*OBJETIVO*
Responda às perguntas a seguir com base no texto sobre a campanha presidencial.
1. Quem assina o texto e qual cargo ocupa?
2. A que cotação do dólar o texto associa a reeleição de FHC?
3. Quais nomes governistas o texto cita?

*TEXTO CITADO*
'''
Campanha presidencial vira disputa do nada contra o oco

JOSIAS DE SOUZA
DIRETOR DA SUCURSAL DE BRASÍLIA

Numa disputa presidencial, elege-se quase sempre a melhor encenação, não o melhor presidente. Rondam-nos exemplos bem contemporâneos. Dependendo do Fernando que se escolha, pode-se oscilar da dramaturgia grega a Bertolt Brecht.
Com Collor, tivemos a tragédia. O personagem extraordinário no papel de ordinário. O absurdo levado longe demais. A moralidade que surrupiava a prataria do Palácio. A virtude que recebeu voz de prisão.
FHC trouxe-nos a sofisticação do teatro dialético. Tese e antítese de si mesmo, foi eleito sob o manto da social-democracia e patrocinou o descaso social. Reeleito em meio ao sonho do dólar a R$ 1,20, entregou estagnação e desemprego.
Programa de governo é mais efeito especial do que substância, eis o que se deseja realçar. O Brasil radicalmente novo do script eleitoral é intenção que os fatos terminam por conspurcar.
Talvez por isso os candidatos à cartada nacional de 2002 tenham decidido sonegar ao eleitor até mesmo o teatro de praxe. Postam-se na prateleira como compoteiras vazias. Falta-lhes o caldo doce que costuma encorpar os debates eleitorais.
Há certa fartura de nomes. Pelo menos quatro governistas: Roseana, Serra, Tasso e Paulo Renato. Três oposicionistas: Lula, Ciro e Itamar (despreze-se, por inconsistente, Garotinho). Levado ao liquidificador, porém, o discurso que os sete ostentam em público não enche uma xícara de idéias.
'''
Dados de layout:
'''
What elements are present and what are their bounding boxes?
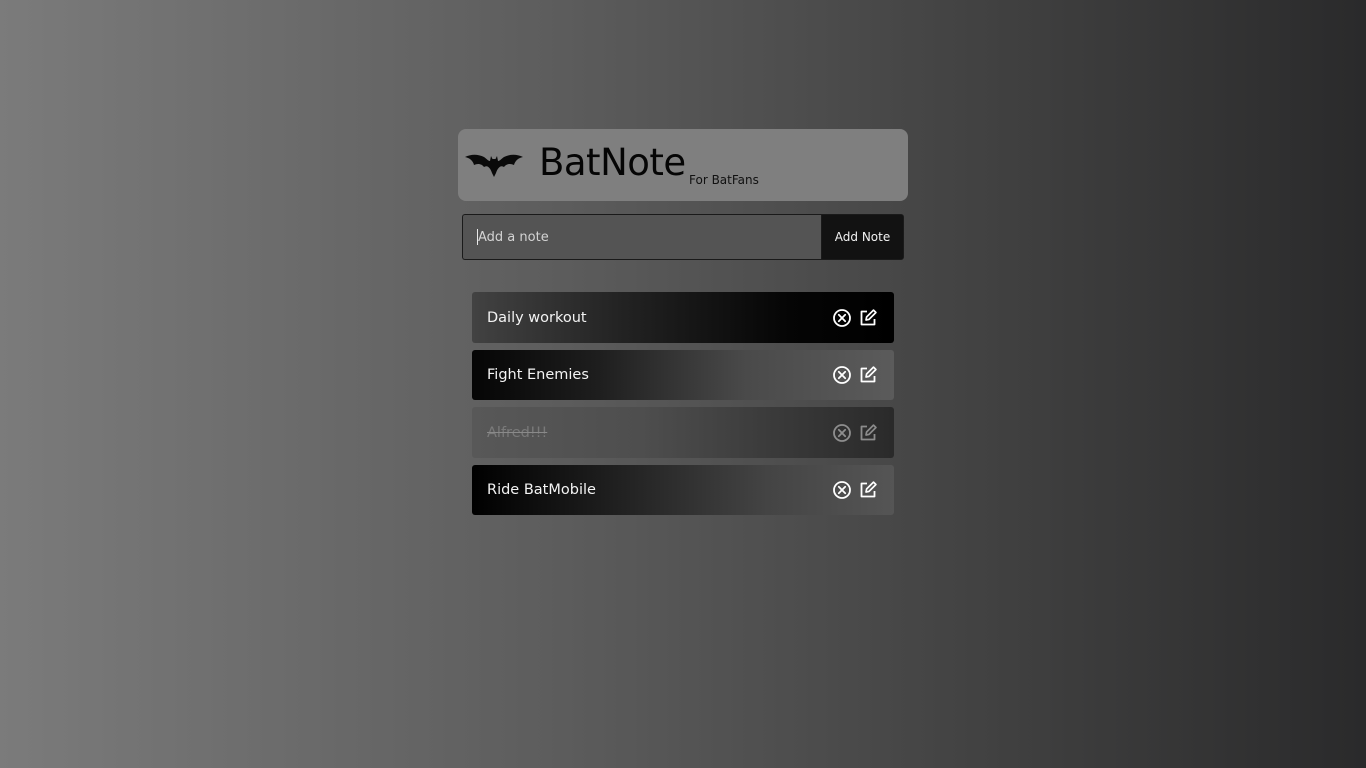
add-note-form: Add Note bbox=[462, 214, 904, 260]
delete-icon[interactable] bbox=[832, 480, 852, 500]
note-text[interactable]: Fight Enemies bbox=[487, 350, 589, 400]
note-input[interactable] bbox=[462, 214, 821, 260]
note-text[interactable]: Alfred!!! bbox=[487, 407, 547, 458]
note-text[interactable]: Ride BatMobile bbox=[487, 465, 596, 515]
app-header: BatNote For BatFans bbox=[458, 129, 908, 201]
delete-icon[interactable] bbox=[832, 423, 852, 443]
bat-logo-icon bbox=[465, 151, 523, 177]
edit-icon[interactable] bbox=[858, 423, 878, 443]
notes-list: Daily workout Fight Enemies Alfred!!! Ri… bbox=[472, 292, 894, 522]
note-item[interactable]: Fight Enemies bbox=[472, 350, 894, 400]
add-note-button[interactable]: Add Note bbox=[821, 214, 904, 260]
delete-icon[interactable] bbox=[832, 308, 852, 328]
delete-icon[interactable] bbox=[832, 365, 852, 385]
app-title: BatNote bbox=[539, 141, 686, 184]
text-caret bbox=[477, 229, 478, 245]
edit-icon[interactable] bbox=[858, 480, 878, 500]
note-text[interactable]: Daily workout bbox=[487, 292, 587, 343]
edit-icon[interactable] bbox=[858, 308, 878, 328]
note-item[interactable]: Daily workout bbox=[472, 292, 894, 343]
app-subtitle: For BatFans bbox=[689, 173, 759, 187]
edit-icon[interactable] bbox=[858, 365, 878, 385]
note-item[interactable]: Ride BatMobile bbox=[472, 465, 894, 515]
note-item-completed[interactable]: Alfred!!! bbox=[472, 407, 894, 458]
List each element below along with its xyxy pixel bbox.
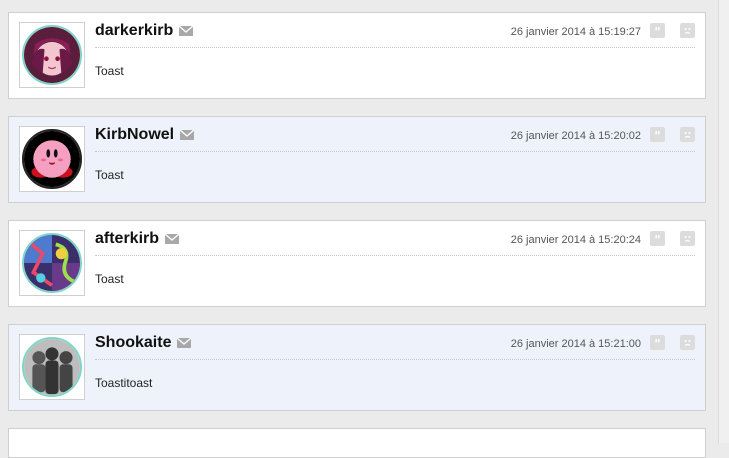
forum-post: Shookaite 26 janvier 2014 à 15:21:00 " T… [8,324,706,411]
avatar-frame[interactable] [19,126,85,192]
avatar-image [24,339,80,395]
avatar-frame[interactable] [19,22,85,88]
svg-text:": " [654,25,660,36]
avatar-image [24,235,80,291]
envelope-icon[interactable] [177,338,192,348]
report-face-icon [684,132,691,138]
forum-post: darkerkirb 26 janvier 2014 à 15:19:27 " … [8,12,706,99]
quote-button[interactable]: " [650,23,665,38]
avatar [22,233,82,293]
quote-icon: " [654,337,660,348]
envelope-icon[interactable] [179,26,194,36]
avatar-image [24,27,80,83]
svg-text:": " [654,129,660,140]
post-content: Toastitoast [95,376,153,390]
post-author: afterkirb [95,230,180,248]
post-date: 26 janvier 2014 à 15:19:27 [510,26,641,38]
post-divider [95,359,695,360]
report-face-icon [684,340,691,346]
post-divider [95,47,695,48]
svg-text:": " [654,233,660,244]
post-divider [95,151,695,152]
username-link[interactable]: KirbNowel [95,126,174,144]
username-link[interactable]: afterkirb [95,230,159,248]
post-date: 26 janvier 2014 à 15:20:24 [510,234,641,246]
forum-post-partial [8,428,706,458]
quote-icon: " [654,129,660,140]
post-content: Toast [95,272,124,286]
avatar [22,337,82,397]
post-content: Toast [95,64,124,78]
post-content: Toast [95,168,124,182]
svg-text:": " [654,337,660,348]
scrollbar[interactable] [718,0,729,443]
report-face-icon [684,236,691,242]
quote-button[interactable]: " [650,335,665,350]
avatar-image [24,131,80,187]
avatar-frame[interactable] [19,334,85,400]
username-link[interactable]: darkerkirb [95,22,173,40]
report-button[interactable] [680,231,695,246]
avatar [22,25,82,85]
post-divider [95,255,695,256]
post-author: darkerkirb [95,22,194,40]
avatar [22,129,82,189]
report-button[interactable] [680,335,695,350]
envelope-icon[interactable] [165,234,180,244]
avatar-frame[interactable] [19,230,85,296]
envelope-icon[interactable] [180,130,195,140]
quote-icon: " [654,25,660,36]
quote-button[interactable]: " [650,231,665,246]
report-button[interactable] [680,23,695,38]
username-link[interactable]: Shookaite [95,334,171,352]
forum-post: KirbNowel 26 janvier 2014 à 15:20:02 " T… [8,116,706,203]
report-face-icon [684,28,691,34]
quote-icon: " [654,233,660,244]
report-button[interactable] [680,127,695,142]
forum-post: afterkirb 26 janvier 2014 à 15:20:24 " T… [8,220,706,307]
post-author: Shookaite [95,334,192,352]
quote-button[interactable]: " [650,127,665,142]
post-author: KirbNowel [95,126,195,144]
post-date: 26 janvier 2014 à 15:20:02 [510,130,641,142]
post-date: 26 janvier 2014 à 15:21:00 [510,338,641,350]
'''
*RESULTADO*
1. Josias de Souza, diretor da Sucursal de Brasília.
2. R$ 1,20.
3. Roseana, Serra, Tasso e Paulo Renato.